#### Your task:
Print the data exactly as it is given, please.

#### Records for this task:
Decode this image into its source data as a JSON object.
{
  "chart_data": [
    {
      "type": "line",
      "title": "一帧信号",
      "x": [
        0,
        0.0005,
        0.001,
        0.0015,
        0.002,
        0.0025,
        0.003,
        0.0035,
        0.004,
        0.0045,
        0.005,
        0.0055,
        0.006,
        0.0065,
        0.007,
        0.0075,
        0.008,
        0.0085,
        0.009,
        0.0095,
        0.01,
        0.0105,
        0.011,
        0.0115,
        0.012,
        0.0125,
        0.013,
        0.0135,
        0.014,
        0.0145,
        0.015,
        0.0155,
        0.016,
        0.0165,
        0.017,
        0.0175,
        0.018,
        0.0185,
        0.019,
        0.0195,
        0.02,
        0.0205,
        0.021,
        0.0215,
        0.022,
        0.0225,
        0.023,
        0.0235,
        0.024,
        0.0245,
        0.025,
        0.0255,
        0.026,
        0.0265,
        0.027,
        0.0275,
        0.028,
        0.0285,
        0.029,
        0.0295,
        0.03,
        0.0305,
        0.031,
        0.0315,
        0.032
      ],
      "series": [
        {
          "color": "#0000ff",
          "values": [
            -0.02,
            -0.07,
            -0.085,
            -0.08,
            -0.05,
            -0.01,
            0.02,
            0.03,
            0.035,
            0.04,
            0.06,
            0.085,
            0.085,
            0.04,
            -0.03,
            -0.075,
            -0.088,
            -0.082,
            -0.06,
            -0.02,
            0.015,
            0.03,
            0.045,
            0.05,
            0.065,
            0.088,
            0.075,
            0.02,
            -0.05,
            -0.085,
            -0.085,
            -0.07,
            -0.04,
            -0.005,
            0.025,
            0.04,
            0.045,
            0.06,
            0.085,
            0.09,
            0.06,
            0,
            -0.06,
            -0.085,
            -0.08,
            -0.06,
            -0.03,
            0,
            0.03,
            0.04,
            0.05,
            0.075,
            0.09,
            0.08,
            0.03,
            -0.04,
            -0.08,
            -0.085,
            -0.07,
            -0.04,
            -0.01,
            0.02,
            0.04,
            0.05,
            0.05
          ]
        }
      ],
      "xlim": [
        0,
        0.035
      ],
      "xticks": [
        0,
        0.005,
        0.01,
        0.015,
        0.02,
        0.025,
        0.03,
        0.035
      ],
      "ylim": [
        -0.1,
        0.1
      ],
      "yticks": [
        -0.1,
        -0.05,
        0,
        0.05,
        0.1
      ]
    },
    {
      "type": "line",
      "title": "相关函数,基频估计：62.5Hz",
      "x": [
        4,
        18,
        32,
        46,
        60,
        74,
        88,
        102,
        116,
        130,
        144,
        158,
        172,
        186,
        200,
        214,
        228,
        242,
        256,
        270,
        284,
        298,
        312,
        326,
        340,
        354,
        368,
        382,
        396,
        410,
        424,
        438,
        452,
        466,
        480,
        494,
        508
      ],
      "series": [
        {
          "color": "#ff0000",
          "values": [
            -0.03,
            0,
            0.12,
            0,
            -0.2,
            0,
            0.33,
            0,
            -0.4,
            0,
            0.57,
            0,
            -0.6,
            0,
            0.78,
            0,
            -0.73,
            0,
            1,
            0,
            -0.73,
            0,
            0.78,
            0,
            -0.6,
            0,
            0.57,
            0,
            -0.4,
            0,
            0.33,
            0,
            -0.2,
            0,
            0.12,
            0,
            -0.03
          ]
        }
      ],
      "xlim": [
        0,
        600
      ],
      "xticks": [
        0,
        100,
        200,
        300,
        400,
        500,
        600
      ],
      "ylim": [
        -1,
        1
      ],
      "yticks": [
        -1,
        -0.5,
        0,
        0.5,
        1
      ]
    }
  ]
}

#### Task response:
Decode this image into its source data as a JSON object.
{
  "chart_data": [
    {
      "type": "line",
      "title": "一帧信号",
      "x": [
        0,
        0.0005,
        0.001,
        0.0015,
        0.002,
        0.0025,
        0.003,
        0.0035,
        0.004,
        0.0045,
        0.005,
        0.0055,
        0.006,
        0.0065,
        0.007,
        0.0075,
        0.008,
        0.0085,
        0.009,
        0.0095,
        0.01,
        0.0105,
        0.011,
        0.0115,
        0.012,
        0.0125,
        0.013,
        0.0135,
        0.014,
        0.0145,
        0.015,
        0.0155,
        0.016,
        0.0165,
        0.017,
        0.0175,
        0.018,
        0.0185,
        0.019,
        0.0195,
        0.02,
        0.0205,
        0.021,
        0.0215,
        0.022,
        0.0225,
        0.023,
        0.0235,
        0.024,
        0.0245,
        0.025,
        0.0255,
        0.026,
        0.0265,
        0.027,
        0.0275,
        0.028,
        0.0285,
        0.029,
        0.0295,
        0.03,
        0.0305,
        0.031,
        0.0315,
        0.032
      ],
      "series": [
        {
          "color": "#0000ff",
          "values": [
            -0.02,
            -0.07,
            -0.085,
            -0.08,
            -0.05,
            -0.01,
            0.02,
            0.03,
            0.035,
            0.04,
            0.06,
            0.085,
            0.085,
            0.04,
            -0.03,
            -0.075,
            -0.088,
            -0.082,
            -0.06,
            -0.02,
            0.015,
            0.03,
            0.045,
            0.05,
            0.065,
            0.088,
            0.075,
            0.02,
            -0.05,
            -0.085,
            -0.085,
            -0.07,
            -0.04,
            -0.005,
            0.025,
            0.04,
            0.045,
            0.06,
            0.085,
            0.09,
            0.06,
            0,
            -0.06,
            -0.085,
            -0.08,
            -0.06,
            -0.03,
            0,
            0.03,
            0.04,
            0.05,
            0.075,
            0.09,
            0.08,
            0.03,
            -0.04,
            -0.08,
            -0.085,
            -0.07,
            -0.04,
            -0.01,
            0.02,
            0.04,
            0.05,
            0.05
          ]
        }
      ],
      "xlim": [
        0,
        0.035
      ],
      "xticks": [
        0,
        0.005,
        0.01,
        0.015,
        0.02,
        0.025,
        0.03,
        0.035
      ],
      "ylim": [
        -0.1,
        0.1
      ],
      "yticks": [
        -0.1,
        -0.05,
        0,
        0.05,
        0.1
      ]
    },
    {
      "type": "line",
      "title": "相关函数,基频估计：62.5Hz",
      "x": [
        4,
        18,
        32,
        46,
        60,
        74,
        88,
        102,
        116,
        130,
        144,
        158,
        172,
        186,
        200,
        214,
        228,
        242,
        256,
        270,
        284,
        298,
        312,
        326,
        340,
        354,
        368,
        382,
        396,
        410,
        424,
        438,
        452,
        466,
        480,
        494,
        508
      ],
      "series": [
        {
          "color": "#ff0000",
          "values": [
            -0.03,
            0,
            0.12,
            0,
            -0.2,
            0,
            0.33,
            0,
            -0.4,
            0,
            0.57,
            0,
            -0.6,
            0,
            0.78,
            0,
            -0.73,
            0,
            1,
            0,
            -0.73,
            0,
            0.78,
            0,
            -0.6,
            0,
            0.57,
            0,
            -0.4,
            0,
            0.33,
            0,
            -0.2,
            0,
            0.12,
            0,
            -0.03
          ]
        }
      ],
      "xlim": [
        0,
        600
      ],
      "xticks": [
        0,
        100,
        200,
        300,
        400,
        500,
        600
      ],
      "ylim": [
        -1,
        1
      ],
      "yticks": [
        -1,
        -0.5,
        0,
        0.5,
        1
      ]
    }
  ]
}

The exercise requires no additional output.